[Stored data]

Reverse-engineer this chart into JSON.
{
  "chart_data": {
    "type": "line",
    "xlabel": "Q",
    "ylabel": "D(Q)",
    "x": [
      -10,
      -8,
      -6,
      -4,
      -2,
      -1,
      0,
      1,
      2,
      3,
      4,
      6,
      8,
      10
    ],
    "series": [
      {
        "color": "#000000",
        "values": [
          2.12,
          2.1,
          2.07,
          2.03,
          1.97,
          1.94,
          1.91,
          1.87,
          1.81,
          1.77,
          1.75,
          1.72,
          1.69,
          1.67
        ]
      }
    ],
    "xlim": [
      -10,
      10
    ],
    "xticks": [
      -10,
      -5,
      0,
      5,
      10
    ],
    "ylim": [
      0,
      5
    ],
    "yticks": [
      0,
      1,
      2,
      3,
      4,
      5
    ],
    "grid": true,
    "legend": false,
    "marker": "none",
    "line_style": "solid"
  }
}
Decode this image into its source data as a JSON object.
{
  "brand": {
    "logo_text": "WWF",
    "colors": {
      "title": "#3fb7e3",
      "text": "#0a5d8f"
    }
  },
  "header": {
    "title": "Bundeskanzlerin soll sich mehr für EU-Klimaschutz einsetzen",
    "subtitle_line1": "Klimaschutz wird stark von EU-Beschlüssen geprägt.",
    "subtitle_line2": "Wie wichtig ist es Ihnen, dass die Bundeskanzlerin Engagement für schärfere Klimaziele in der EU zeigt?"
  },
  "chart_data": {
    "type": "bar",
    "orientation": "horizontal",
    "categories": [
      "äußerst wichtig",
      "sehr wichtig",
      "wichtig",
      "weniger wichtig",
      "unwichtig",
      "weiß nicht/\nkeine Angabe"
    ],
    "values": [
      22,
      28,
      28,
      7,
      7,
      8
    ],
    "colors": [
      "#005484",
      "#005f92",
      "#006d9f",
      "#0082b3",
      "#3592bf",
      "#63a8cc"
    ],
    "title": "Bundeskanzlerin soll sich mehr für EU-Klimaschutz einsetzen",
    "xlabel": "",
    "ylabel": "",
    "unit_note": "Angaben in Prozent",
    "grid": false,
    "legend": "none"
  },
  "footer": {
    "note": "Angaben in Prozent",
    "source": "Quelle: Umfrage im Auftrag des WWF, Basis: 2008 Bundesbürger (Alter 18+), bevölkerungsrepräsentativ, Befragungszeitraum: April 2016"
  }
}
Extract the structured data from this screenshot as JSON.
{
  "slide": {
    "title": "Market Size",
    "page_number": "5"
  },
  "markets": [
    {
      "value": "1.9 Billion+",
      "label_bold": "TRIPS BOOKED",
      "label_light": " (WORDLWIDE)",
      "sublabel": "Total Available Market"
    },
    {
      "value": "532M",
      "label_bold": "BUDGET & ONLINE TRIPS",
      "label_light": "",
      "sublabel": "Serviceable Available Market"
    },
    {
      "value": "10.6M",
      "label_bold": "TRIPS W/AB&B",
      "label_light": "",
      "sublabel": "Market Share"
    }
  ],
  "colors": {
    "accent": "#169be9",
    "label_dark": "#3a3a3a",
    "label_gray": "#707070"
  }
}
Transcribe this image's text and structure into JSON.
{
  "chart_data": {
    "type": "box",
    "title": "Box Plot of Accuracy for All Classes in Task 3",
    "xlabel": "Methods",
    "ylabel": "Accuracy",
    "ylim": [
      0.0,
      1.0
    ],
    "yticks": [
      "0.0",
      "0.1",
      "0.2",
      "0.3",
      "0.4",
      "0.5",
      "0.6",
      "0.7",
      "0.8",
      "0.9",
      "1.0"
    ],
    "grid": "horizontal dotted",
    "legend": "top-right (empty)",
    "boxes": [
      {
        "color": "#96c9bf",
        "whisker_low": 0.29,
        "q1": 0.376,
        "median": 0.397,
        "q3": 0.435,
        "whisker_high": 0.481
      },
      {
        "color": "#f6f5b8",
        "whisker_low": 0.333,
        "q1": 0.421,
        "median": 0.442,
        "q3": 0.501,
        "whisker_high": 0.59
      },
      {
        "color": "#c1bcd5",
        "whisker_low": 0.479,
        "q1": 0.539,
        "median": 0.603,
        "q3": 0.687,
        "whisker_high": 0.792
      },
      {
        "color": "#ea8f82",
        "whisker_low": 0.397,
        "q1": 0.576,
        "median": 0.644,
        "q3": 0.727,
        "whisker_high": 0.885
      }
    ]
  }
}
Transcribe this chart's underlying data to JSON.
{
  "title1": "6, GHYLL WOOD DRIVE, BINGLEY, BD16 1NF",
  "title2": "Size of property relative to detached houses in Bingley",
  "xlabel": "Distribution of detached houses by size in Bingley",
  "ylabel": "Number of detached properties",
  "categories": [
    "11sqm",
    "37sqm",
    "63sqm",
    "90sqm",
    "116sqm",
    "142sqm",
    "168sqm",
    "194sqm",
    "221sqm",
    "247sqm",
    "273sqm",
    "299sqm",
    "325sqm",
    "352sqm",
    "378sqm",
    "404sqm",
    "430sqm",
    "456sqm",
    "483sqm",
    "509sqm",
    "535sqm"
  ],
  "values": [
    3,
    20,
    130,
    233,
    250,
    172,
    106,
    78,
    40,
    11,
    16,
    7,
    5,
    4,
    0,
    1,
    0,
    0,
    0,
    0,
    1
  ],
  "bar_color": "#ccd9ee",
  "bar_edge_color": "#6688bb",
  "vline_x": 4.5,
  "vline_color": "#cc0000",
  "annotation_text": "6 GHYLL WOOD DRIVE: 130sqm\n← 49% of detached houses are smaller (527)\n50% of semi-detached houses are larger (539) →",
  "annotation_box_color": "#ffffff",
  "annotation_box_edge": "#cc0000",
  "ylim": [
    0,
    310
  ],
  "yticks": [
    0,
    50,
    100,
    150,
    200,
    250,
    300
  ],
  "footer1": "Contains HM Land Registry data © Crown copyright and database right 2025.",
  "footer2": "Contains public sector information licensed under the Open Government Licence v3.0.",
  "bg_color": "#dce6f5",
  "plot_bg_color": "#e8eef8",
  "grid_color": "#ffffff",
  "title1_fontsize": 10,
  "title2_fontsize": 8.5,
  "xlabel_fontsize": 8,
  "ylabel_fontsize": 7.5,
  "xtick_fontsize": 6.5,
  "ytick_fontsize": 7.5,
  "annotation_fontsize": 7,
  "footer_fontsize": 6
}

_Stated problem_
Take each line containing the string "Angaben" and copy it out.

_Exercise response_
    "unit_note": "Angaben in Prozent",
    "note": "Angaben in Prozent",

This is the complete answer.